● THE PROBLEM: Going through the material below, please gather all lines with the word "data" in them.

======== INPUT MATERIAL ========

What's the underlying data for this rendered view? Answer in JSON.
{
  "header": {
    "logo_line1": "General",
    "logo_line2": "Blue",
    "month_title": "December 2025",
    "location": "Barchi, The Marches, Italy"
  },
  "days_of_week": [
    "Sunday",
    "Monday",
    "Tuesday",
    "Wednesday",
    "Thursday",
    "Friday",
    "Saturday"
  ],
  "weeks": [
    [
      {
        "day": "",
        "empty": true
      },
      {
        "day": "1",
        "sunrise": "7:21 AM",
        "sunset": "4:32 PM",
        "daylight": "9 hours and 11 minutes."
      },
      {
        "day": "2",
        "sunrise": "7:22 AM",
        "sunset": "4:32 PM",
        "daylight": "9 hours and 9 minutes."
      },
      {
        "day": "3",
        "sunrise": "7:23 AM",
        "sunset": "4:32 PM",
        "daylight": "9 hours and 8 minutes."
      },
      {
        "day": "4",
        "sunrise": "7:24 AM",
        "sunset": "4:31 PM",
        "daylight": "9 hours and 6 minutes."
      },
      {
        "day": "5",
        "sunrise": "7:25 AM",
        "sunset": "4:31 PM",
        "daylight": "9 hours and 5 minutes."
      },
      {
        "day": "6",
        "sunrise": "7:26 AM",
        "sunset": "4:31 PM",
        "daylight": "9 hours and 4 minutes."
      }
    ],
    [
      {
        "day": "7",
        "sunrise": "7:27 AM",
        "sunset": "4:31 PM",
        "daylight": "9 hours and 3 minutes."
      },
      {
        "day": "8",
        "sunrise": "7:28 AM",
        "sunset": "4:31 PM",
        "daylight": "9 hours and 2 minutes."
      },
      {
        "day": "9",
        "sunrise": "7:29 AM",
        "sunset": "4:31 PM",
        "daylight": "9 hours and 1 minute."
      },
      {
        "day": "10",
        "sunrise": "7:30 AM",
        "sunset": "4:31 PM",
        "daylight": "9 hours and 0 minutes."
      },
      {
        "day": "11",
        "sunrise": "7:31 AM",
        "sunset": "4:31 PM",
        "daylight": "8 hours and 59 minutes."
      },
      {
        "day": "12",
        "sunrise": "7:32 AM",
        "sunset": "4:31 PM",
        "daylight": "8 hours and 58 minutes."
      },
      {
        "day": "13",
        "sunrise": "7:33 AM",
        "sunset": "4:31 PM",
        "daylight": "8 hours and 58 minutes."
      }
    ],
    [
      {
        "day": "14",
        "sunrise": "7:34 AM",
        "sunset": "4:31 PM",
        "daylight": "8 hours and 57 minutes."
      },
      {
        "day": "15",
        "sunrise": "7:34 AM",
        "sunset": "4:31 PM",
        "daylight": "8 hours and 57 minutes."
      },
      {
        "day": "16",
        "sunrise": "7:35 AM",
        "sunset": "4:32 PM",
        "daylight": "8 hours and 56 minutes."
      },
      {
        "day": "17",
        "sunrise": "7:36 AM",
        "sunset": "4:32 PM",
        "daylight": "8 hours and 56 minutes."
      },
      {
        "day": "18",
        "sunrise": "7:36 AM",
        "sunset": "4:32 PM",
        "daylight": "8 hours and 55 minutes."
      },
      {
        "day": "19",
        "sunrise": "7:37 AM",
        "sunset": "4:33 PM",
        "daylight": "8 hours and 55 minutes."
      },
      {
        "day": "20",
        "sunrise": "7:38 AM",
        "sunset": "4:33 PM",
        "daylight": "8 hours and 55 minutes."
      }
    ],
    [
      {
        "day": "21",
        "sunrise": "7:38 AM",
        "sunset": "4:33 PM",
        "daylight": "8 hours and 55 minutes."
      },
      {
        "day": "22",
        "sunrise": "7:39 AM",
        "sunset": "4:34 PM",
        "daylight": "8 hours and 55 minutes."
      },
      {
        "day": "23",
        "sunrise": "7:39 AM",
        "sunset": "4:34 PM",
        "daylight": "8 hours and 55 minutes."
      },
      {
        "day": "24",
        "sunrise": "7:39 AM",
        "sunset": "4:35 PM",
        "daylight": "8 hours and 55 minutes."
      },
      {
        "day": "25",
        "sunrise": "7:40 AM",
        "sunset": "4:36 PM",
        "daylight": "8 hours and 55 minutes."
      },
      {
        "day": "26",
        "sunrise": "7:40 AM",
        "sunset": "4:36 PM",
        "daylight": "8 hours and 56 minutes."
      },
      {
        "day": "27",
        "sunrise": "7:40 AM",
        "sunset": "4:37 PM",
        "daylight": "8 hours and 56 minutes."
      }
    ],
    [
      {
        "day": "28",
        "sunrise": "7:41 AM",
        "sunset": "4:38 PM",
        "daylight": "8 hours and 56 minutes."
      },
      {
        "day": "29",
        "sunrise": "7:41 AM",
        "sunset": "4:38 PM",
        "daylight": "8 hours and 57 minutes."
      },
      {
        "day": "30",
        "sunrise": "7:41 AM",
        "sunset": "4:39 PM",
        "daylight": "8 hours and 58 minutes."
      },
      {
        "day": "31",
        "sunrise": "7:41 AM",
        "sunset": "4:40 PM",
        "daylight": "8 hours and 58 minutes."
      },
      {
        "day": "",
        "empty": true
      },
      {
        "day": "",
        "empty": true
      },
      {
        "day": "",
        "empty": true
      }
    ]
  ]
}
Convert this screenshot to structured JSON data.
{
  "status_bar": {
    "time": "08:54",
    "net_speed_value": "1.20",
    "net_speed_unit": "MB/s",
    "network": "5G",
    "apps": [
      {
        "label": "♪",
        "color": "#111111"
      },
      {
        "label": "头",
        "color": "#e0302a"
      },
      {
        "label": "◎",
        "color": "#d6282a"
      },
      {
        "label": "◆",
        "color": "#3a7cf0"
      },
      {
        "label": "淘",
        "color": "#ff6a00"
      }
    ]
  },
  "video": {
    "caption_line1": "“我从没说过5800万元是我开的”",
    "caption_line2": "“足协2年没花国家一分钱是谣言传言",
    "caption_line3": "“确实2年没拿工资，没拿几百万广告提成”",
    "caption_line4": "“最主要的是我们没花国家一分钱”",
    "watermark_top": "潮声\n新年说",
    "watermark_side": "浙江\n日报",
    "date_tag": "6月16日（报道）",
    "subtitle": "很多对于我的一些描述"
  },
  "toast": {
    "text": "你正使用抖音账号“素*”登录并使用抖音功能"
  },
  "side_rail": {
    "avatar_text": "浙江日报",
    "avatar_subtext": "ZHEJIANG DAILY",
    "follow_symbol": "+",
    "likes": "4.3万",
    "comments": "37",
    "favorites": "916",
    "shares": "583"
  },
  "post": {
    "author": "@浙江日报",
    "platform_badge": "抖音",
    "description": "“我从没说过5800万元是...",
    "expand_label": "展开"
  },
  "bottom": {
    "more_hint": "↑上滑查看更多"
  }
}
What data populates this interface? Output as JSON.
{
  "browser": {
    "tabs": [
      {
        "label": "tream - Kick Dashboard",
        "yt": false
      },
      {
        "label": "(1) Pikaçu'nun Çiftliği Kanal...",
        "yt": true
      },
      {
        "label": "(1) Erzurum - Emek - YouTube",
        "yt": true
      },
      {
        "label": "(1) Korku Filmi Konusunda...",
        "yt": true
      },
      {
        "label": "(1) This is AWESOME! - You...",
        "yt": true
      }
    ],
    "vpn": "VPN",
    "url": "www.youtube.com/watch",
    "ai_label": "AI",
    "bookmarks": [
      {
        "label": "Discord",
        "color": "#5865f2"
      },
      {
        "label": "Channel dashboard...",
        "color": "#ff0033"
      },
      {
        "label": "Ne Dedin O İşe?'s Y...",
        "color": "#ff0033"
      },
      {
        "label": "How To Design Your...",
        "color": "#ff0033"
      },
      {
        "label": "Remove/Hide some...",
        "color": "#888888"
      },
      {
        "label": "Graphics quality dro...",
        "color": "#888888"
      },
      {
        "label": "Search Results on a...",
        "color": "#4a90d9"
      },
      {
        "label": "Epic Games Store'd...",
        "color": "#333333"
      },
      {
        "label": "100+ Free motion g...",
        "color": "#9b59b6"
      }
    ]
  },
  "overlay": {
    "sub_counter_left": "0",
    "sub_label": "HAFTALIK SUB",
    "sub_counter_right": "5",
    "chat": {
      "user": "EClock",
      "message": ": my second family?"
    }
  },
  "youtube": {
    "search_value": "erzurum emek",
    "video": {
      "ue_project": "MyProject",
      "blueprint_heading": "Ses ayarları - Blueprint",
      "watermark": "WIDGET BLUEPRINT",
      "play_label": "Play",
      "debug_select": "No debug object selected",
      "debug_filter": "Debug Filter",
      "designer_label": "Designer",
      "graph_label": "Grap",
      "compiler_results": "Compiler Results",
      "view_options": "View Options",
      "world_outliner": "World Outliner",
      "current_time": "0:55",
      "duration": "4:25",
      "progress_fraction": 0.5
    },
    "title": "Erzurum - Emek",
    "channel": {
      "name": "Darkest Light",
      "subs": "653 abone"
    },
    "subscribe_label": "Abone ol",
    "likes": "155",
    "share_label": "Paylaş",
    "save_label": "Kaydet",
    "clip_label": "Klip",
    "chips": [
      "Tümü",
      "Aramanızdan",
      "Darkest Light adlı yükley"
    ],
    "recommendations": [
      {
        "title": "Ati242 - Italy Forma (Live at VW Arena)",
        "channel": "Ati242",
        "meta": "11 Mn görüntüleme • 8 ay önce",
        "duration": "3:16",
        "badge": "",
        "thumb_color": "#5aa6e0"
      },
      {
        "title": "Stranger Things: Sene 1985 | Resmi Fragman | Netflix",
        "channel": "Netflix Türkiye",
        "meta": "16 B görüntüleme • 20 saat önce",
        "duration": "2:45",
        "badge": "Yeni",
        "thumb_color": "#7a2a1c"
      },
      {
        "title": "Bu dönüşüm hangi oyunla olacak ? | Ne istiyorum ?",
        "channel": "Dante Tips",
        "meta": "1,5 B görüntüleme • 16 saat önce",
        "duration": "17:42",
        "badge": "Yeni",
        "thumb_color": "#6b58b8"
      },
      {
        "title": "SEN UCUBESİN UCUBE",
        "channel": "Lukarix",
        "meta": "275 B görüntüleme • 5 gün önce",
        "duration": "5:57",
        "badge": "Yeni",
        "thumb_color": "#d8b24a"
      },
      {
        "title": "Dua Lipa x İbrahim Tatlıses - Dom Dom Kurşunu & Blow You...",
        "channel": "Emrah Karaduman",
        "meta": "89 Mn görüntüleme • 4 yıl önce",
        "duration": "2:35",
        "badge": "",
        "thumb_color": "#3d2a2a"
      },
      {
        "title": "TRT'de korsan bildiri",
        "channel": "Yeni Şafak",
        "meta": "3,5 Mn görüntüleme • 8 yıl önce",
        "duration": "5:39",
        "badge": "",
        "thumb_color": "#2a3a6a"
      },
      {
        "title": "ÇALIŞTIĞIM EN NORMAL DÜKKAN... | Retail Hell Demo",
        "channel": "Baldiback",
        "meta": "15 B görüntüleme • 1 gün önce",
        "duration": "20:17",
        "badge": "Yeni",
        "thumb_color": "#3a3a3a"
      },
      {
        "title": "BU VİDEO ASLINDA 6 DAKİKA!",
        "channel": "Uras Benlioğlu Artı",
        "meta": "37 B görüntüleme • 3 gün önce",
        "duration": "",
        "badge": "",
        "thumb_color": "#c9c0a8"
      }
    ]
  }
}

========

● SOLUTION FOR THIS TASK:
What's the underlying data for this rendered view? Answer in JSON.
Convert this screenshot to structured JSON data.
What data populates this interface? Output as JSON.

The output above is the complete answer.